Tujuan Anda:
Tolong kembalikan secara persis bagian teks tentang PON XX Papua di bawah, mulai dari "MATA INDONESIA, JAYAPURA" dan terus sampai "akomodasi dan makanan-minuman.".

Kutipan Pilihan:
* * * *
MATA INDONESIA, JAYAPURA – Pandangan mata masyarakat Indonesia kini tertuju ke Pekan Olah Raga Nasional (PON) XX Papua 2021. Ajang tersebut, selain mampu mempercepat pembangunan di Papua, juga menjadi momentum memberdayakan ekonomi Papua. Pembangunan venue, infrastruktur pendukung, dan ribuan atlet menjadi roda penggerak perekonomian di tanah Papua.
Tanda-tanda geliat ekonomi Papua akibat ajang PON sudah terlihat. Bank Indonesia (BI) memproyeksikan pertumbuhan produksi domestik regional bruto (PDRB) Papua meningkat hingga 1,10 persen sebagai dampak dari perhelatan PON Papua. Pertumbuhan tersebut karena gencarnya sektor konstruksi serta permintaan akomodasi dan makanan-minuman.
* * * *
Cuplikan Data:

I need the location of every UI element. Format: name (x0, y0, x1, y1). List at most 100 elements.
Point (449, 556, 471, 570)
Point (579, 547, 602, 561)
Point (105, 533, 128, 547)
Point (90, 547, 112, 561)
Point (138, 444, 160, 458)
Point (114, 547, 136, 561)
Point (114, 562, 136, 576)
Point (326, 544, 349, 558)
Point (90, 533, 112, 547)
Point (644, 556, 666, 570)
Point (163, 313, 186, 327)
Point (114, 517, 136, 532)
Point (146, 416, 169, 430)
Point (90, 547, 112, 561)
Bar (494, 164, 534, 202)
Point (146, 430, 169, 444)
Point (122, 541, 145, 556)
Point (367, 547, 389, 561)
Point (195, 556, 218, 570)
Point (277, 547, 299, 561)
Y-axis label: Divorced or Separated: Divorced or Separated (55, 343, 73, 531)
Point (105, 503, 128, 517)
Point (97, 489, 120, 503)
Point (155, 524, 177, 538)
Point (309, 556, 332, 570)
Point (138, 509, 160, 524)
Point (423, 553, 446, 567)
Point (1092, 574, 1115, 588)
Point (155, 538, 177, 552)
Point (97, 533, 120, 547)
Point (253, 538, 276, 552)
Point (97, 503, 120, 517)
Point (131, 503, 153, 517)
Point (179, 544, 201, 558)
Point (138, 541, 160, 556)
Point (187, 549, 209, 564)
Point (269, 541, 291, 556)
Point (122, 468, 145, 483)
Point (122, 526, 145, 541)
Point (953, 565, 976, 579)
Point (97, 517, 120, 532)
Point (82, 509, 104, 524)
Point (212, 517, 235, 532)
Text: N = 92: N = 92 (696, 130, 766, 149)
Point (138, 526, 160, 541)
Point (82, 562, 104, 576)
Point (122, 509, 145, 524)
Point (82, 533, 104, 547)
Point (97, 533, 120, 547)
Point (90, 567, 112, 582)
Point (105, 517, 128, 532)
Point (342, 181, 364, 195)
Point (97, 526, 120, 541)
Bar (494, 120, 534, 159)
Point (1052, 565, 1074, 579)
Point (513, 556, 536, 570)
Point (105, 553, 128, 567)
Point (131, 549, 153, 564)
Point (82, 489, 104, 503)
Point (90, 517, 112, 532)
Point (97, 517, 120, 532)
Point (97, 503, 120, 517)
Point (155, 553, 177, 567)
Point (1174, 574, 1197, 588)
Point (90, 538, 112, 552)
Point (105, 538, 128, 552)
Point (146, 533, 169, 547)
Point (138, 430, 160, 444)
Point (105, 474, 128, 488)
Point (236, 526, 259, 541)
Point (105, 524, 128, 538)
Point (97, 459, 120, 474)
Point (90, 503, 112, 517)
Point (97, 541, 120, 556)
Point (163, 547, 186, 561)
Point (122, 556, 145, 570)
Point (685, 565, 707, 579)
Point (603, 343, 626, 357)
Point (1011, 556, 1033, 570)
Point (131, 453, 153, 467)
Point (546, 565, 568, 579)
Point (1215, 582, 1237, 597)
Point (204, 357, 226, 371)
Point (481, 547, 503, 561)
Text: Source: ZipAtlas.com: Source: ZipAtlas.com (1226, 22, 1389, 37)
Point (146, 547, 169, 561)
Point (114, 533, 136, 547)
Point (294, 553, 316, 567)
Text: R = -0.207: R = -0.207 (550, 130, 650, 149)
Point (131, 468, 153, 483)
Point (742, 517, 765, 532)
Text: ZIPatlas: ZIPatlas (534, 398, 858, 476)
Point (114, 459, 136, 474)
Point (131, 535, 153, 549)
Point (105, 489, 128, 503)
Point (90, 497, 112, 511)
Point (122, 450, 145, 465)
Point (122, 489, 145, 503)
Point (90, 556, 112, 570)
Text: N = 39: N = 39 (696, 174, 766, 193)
* * * *
Soal Terjawab:
MATA INDONESIA, JAYAPURA – Pandangan mata masyarakat Indonesia kini tertuju ke Pekan Olah Raga Nasional (PON) XX Papua 2021. Ajang tersebut, selain mampu mempercepat pembangunan di Papua, juga menjadi momentum memberdayakan ekonomi Papua. Pembangunan venue, infrastruktur pendukung, dan ribuan atlet menjadi roda penggerak perekonomian di tanah Papua.
Tanda-tanda geliat ekonomi Papua akibat ajang PON sudah terlihat. Bank Indonesia (BI) memproyeksikan pertumbuhan produksi domestik regional bruto (PDRB) Papua meningkat hingga 1,10 persen sebagai dampak dari perhelatan PON Papua. Pertumbuhan tersebut karena gencarnya sektor konstruksi serta permintaan akomodasi dan makanan-minuman.